## BEGIN

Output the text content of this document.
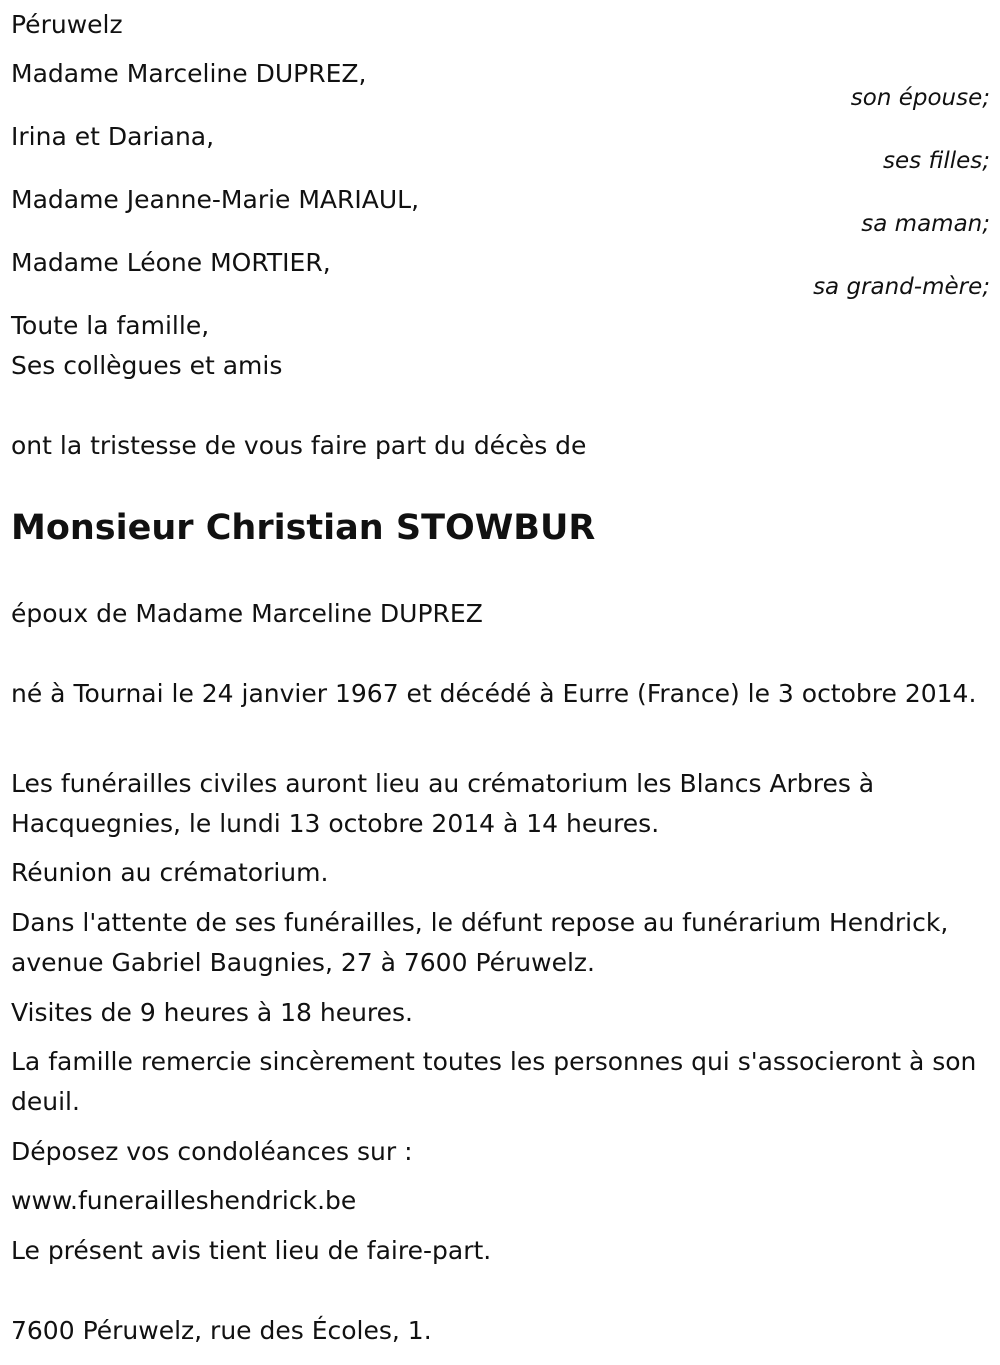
Péruwelz
Madame Marceline DUPREZ,
son épouse;
Irina et Dariana,
ses filles;
Madame Jeanne-Marie MARIAUL,
sa maman;
Madame Léone MORTIER,
sa grand-mère;
Toute la famille,
Ses collègues et amis
ont la tristesse de vous faire part du décès de
Monsieur Christian STOWBUR
époux de Madame Marceline DUPREZ
né à Tournai le 24 janvier 1967 et décédé à Eurre (France) le 3 octobre 2014.
Les funérailles civiles auront lieu au crématorium les Blancs Arbres à Hacquegnies, le lundi 13 octobre 2014 à 14 heures.
Réunion au crématorium.
Dans l'attente de ses funérailles, le défunt repose au funérarium Hendrick, avenue Gabriel Baugnies, 27 à 7600 Péruwelz.
Visites de 9 heures à 18 heures.
La famille remercie sincèrement toutes les personnes qui s'associeront à son deuil.
Déposez vos condoléances sur :
www.funerailleshendrick.be
Le présent avis tient lieu de faire-part.
7600 Péruwelz, rue des Écoles, 1.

## END

EXERCISE:
Using the data above, write out every line exactly, leaving the images behind.

WRITTEN RESPONSE:
Output the text content of this document.
Péruwelz
Madame Marceline DUPREZ,
son épouse;
Irina et Dariana,
ses filles;
Madame Jeanne-Marie MARIAUL,
sa maman;
Madame Léone MORTIER,
sa grand-mère;
Toute la famille,
Ses collègues et amis
ont la tristesse de vous faire part du décès de
Monsieur Christian STOWBUR
époux de Madame Marceline DUPREZ
né à Tournai le 24 janvier 1967 et décédé à Eurre (France) le 3 octobre 2014.
Les funérailles civiles auront lieu au crématorium les Blancs Arbres à Hacquegnies, le lundi 13 octobre 2014 à 14 heures.
Réunion au crématorium.
Dans l'attente de ses funérailles, le défunt repose au funérarium Hendrick, avenue Gabriel Baugnies, 27 à 7600 Péruwelz.
Visites de 9 heures à 18 heures.
La famille remercie sincèrement toutes les personnes qui s'associeront à son deuil.
Déposez vos condoléances sur :
www.funerailleshendrick.be
Le présent avis tient lieu de faire-part.
7600 Péruwelz, rue des Écoles, 1.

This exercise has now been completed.